> _REQUIRED TASK_
Copy out the entries in full and with complete accuracy; pictures are excluded.

> _RAW RECORDS_
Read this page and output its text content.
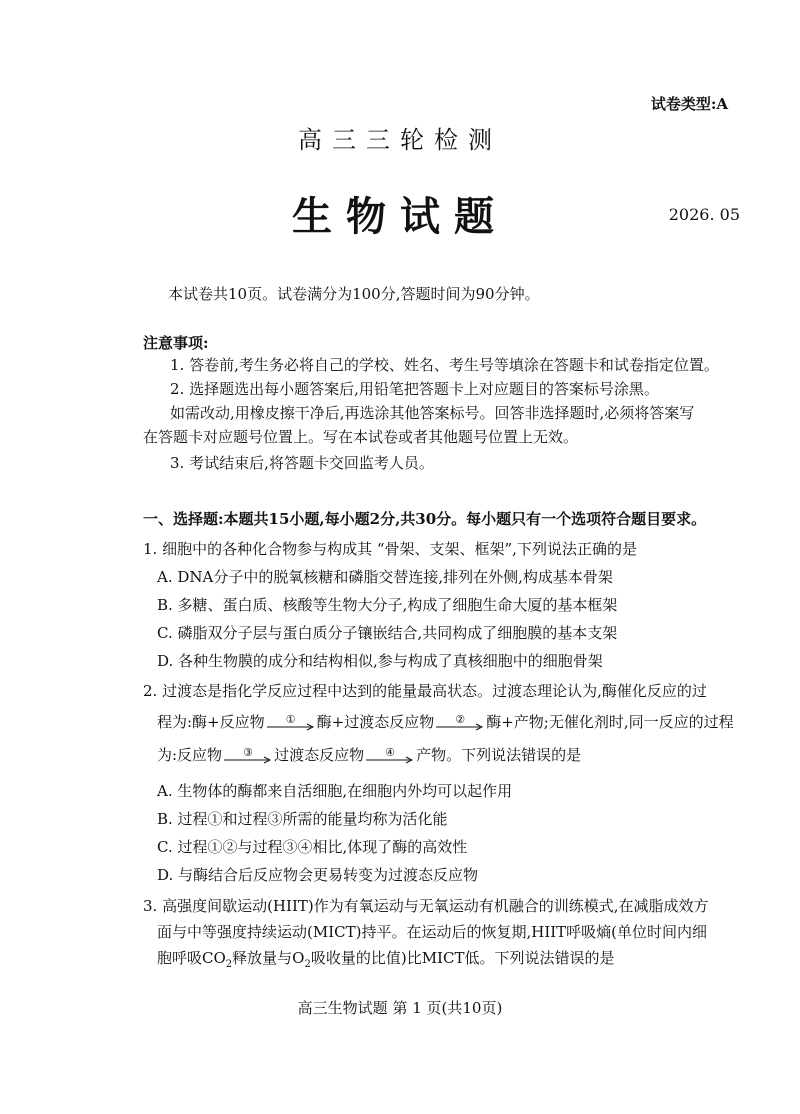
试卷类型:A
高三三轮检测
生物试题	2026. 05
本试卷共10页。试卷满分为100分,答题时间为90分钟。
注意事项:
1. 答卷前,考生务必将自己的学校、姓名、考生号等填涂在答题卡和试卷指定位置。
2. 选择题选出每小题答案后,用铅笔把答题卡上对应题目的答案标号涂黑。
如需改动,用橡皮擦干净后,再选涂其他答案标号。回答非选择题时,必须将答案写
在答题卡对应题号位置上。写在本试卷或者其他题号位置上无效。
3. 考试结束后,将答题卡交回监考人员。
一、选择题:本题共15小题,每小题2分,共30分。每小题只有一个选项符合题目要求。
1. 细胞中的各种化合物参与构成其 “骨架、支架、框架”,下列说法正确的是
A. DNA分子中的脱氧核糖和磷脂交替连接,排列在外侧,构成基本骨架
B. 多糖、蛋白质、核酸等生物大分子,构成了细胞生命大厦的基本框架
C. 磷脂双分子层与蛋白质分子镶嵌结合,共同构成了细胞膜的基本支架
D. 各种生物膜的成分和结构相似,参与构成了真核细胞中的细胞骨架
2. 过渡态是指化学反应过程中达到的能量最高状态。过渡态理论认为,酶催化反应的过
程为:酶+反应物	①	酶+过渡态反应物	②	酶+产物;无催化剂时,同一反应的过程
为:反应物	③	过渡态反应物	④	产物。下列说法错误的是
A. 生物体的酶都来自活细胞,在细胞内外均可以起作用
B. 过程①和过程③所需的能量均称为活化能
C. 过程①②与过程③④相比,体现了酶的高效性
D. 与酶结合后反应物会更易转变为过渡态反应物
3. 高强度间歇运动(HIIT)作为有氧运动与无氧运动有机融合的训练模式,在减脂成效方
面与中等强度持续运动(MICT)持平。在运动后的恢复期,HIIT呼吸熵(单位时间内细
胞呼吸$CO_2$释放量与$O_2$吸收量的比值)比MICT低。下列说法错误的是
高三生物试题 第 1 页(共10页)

> _EXERCISE OUTPUT_
Read this page and output its text content.
试卷类型:A
高三三轮检测
生物试题	2026. 05
本试卷共10页。试卷满分为100分,答题时间为90分钟。
注意事项:
1. 答卷前,考生务必将自己的学校、姓名、考生号等填涂在答题卡和试卷指定位置。
2. 选择题选出每小题答案后,用铅笔把答题卡上对应题目的答案标号涂黑。
如需改动,用橡皮擦干净后,再选涂其他答案标号。回答非选择题时,必须将答案写
在答题卡对应题号位置上。写在本试卷或者其他题号位置上无效。
3. 考试结束后,将答题卡交回监考人员。
一、选择题:本题共15小题,每小题2分,共30分。每小题只有一个选项符合题目要求。
1. 细胞中的各种化合物参与构成其 “骨架、支架、框架”,下列说法正确的是
A. DNA分子中的脱氧核糖和磷脂交替连接,排列在外侧,构成基本骨架
B. 多糖、蛋白质、核酸等生物大分子,构成了细胞生命大厦的基本框架
C. 磷脂双分子层与蛋白质分子镶嵌结合,共同构成了细胞膜的基本支架
D. 各种生物膜的成分和结构相似,参与构成了真核细胞中的细胞骨架
2. 过渡态是指化学反应过程中达到的能量最高状态。过渡态理论认为,酶催化反应的过
程为:酶+反应物	①	酶+过渡态反应物	②	酶+产物;无催化剂时,同一反应的过程
为:反应物	③	过渡态反应物	④	产物。下列说法错误的是
A. 生物体的酶都来自活细胞,在细胞内外均可以起作用
B. 过程①和过程③所需的能量均称为活化能
C. 过程①②与过程③④相比,体现了酶的高效性
D. 与酶结合后反应物会更易转变为过渡态反应物
3. 高强度间歇运动(HIIT)作为有氧运动与无氧运动有机融合的训练模式,在减脂成效方
面与中等强度持续运动(MICT)持平。在运动后的恢复期,HIIT呼吸熵(单位时间内细
胞呼吸$CO_2$释放量与$O_2$吸收量的比值)比MICT低。下列说法错误的是
高三生物试题 第 1 页(共10页)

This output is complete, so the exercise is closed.